**PROBLEM DETAILS**
Write the records out again, precisely as they stand.

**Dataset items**
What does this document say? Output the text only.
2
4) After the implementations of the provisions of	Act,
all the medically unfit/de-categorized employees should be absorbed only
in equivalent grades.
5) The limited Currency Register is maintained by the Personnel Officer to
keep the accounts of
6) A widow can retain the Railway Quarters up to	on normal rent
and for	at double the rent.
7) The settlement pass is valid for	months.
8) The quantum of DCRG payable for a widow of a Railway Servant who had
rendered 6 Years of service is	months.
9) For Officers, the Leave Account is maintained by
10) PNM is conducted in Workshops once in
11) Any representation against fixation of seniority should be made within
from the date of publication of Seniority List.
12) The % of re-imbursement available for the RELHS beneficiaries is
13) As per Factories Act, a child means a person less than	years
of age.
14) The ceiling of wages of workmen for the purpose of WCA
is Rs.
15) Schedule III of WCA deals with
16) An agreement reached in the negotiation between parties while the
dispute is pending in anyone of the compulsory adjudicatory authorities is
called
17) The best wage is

**IN RESPONSE**
What does this document say? Output the text only.
2
4) After the implementations of the provisions of	Act,
all the medically unfit/de-categorized employees should be absorbed only
in equivalent grades.
5) The limited Currency Register is maintained by the Personnel Officer to
keep the accounts of
6) A widow can retain the Railway Quarters up to	on normal rent
and for	at double the rent.
7) The settlement pass is valid for	months.
8) The quantum of DCRG payable for a widow of a Railway Servant who had
rendered 6 Years of service is	months.
9) For Officers, the Leave Account is maintained by
10) PNM is conducted in Workshops once in
11) Any representation against fixation of seniority should be made within
from the date of publication of Seniority List.
12) The % of re-imbursement available for the RELHS beneficiaries is
13) As per Factories Act, a child means a person less than	years
of age.
14) The ceiling of wages of workmen for the purpose of WCA
is Rs.
15) Schedule III of WCA deals with
16) An agreement reached in the negotiation between parties while the
dispute is pending in anyone of the compulsory adjudicatory authorities is
called
17) The best wage is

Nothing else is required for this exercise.